AIM:
In your copy, include every line of the listing below exactly but none of the pictures.

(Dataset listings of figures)
○ ○ ○ ○ ○ ○ ○

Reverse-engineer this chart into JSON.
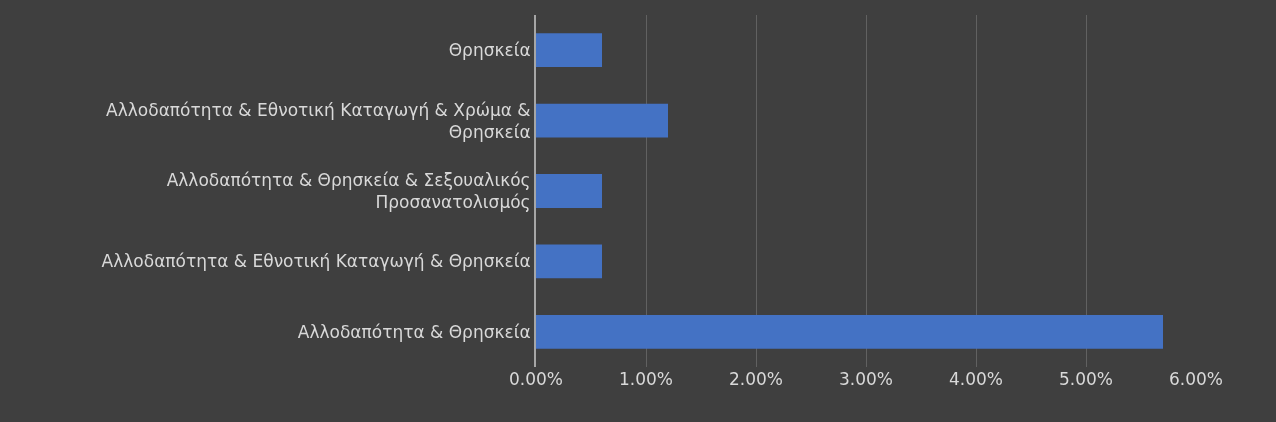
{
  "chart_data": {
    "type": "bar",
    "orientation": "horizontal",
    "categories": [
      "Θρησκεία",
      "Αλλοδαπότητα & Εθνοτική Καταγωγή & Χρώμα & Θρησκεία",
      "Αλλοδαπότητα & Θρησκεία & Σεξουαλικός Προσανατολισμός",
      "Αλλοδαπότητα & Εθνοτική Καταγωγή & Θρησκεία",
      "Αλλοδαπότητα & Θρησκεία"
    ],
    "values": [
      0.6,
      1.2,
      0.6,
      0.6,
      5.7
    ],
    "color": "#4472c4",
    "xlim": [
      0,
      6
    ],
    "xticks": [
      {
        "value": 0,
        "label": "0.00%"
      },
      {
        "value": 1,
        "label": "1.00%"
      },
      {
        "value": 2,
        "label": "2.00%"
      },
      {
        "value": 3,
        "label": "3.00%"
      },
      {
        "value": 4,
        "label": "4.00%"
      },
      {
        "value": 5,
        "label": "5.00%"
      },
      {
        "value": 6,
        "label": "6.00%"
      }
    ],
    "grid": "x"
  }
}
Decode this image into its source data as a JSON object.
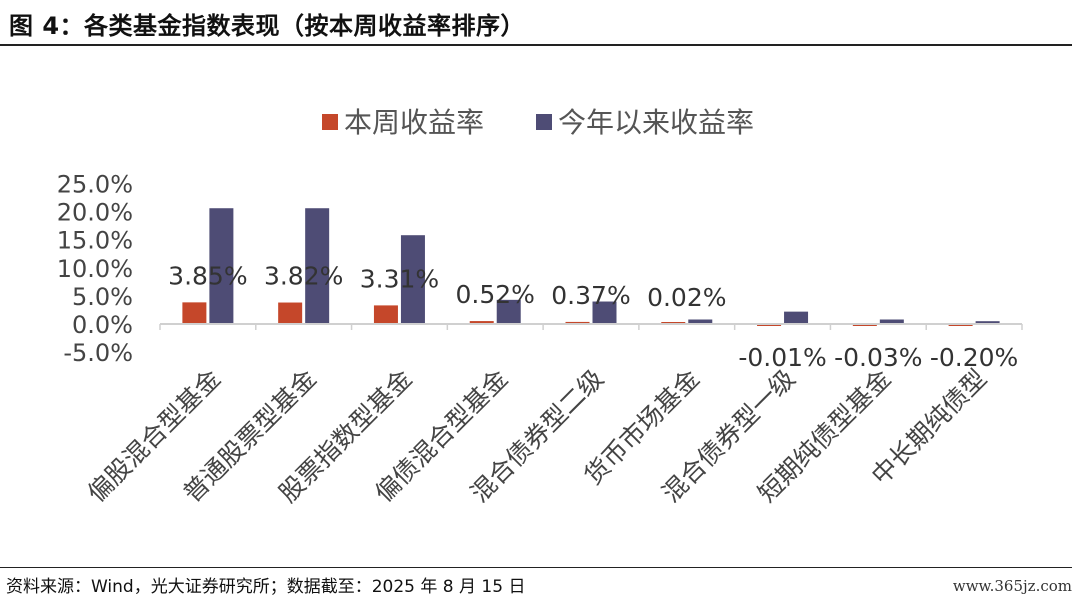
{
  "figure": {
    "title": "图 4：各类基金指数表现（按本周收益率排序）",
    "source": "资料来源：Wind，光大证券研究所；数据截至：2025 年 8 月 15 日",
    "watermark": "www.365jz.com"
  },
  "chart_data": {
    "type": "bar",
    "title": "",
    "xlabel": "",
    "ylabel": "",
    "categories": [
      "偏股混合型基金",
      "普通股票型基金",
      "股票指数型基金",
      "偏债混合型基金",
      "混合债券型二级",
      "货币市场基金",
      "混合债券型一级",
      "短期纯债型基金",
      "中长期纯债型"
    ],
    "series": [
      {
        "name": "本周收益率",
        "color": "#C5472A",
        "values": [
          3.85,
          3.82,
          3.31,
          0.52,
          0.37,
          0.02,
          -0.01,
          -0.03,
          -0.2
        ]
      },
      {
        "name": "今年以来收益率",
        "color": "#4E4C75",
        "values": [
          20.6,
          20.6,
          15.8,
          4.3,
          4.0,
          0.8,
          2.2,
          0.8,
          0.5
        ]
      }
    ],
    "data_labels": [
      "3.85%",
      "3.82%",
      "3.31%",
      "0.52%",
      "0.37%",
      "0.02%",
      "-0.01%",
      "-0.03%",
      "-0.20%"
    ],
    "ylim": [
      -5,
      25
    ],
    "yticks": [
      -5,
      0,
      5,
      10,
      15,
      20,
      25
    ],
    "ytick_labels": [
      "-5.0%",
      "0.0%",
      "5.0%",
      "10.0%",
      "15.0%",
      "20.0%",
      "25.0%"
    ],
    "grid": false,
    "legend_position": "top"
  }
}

○ ○ ○ ○ ○ ○ ○

OUTPUT OF THE EXERCISE:
Reverse-engineer this chart into JSON.
{
  "chart_data": {
    "type": "bar",
    "orientation": "horizontal",
    "categories": [
      "Θρησκεία",
      "Αλλοδαπότητα & Εθνοτική Καταγωγή & Χρώμα & Θρησκεία",
      "Αλλοδαπότητα & Θρησκεία & Σεξουαλικός Προσανατολισμός",
      "Αλλοδαπότητα & Εθνοτική Καταγωγή & Θρησκεία",
      "Αλλοδαπότητα & Θρησκεία"
    ],
    "values": [
      0.6,
      1.2,
      0.6,
      0.6,
      5.7
    ],
    "color": "#4472c4",
    "xlim": [
      0,
      6
    ],
    "xticks": [
      {
        "value": 0,
        "label": "0.00%"
      },
      {
        "value": 1,
        "label": "1.00%"
      },
      {
        "value": 2,
        "label": "2.00%"
      },
      {
        "value": 3,
        "label": "3.00%"
      },
      {
        "value": 4,
        "label": "4.00%"
      },
      {
        "value": 5,
        "label": "5.00%"
      },
      {
        "value": 6,
        "label": "6.00%"
      }
    ],
    "grid": "x"
  }
}
Decode this image into its source data as a JSON object.
{
  "figure": {
    "title": "图 4：各类基金指数表现（按本周收益率排序）",
    "source": "资料来源：Wind，光大证券研究所；数据截至：2025 年 8 月 15 日",
    "watermark": "www.365jz.com"
  },
  "chart_data": {
    "type": "bar",
    "title": "",
    "xlabel": "",
    "ylabel": "",
    "categories": [
      "偏股混合型基金",
      "普通股票型基金",
      "股票指数型基金",
      "偏债混合型基金",
      "混合债券型二级",
      "货币市场基金",
      "混合债券型一级",
      "短期纯债型基金",
      "中长期纯债型"
    ],
    "series": [
      {
        "name": "本周收益率",
        "color": "#C5472A",
        "values": [
          3.85,
          3.82,
          3.31,
          0.52,
          0.37,
          0.02,
          -0.01,
          -0.03,
          -0.2
        ]
      },
      {
        "name": "今年以来收益率",
        "color": "#4E4C75",
        "values": [
          20.6,
          20.6,
          15.8,
          4.3,
          4.0,
          0.8,
          2.2,
          0.8,
          0.5
        ]
      }
    ],
    "data_labels": [
      "3.85%",
      "3.82%",
      "3.31%",
      "0.52%",
      "0.37%",
      "0.02%",
      "-0.01%",
      "-0.03%",
      "-0.20%"
    ],
    "ylim": [
      -5,
      25
    ],
    "yticks": [
      -5,
      0,
      5,
      10,
      15,
      20,
      25
    ],
    "ytick_labels": [
      "-5.0%",
      "0.0%",
      "5.0%",
      "10.0%",
      "15.0%",
      "20.0%",
      "25.0%"
    ],
    "grid": false,
    "legend_position": "top"
  }
}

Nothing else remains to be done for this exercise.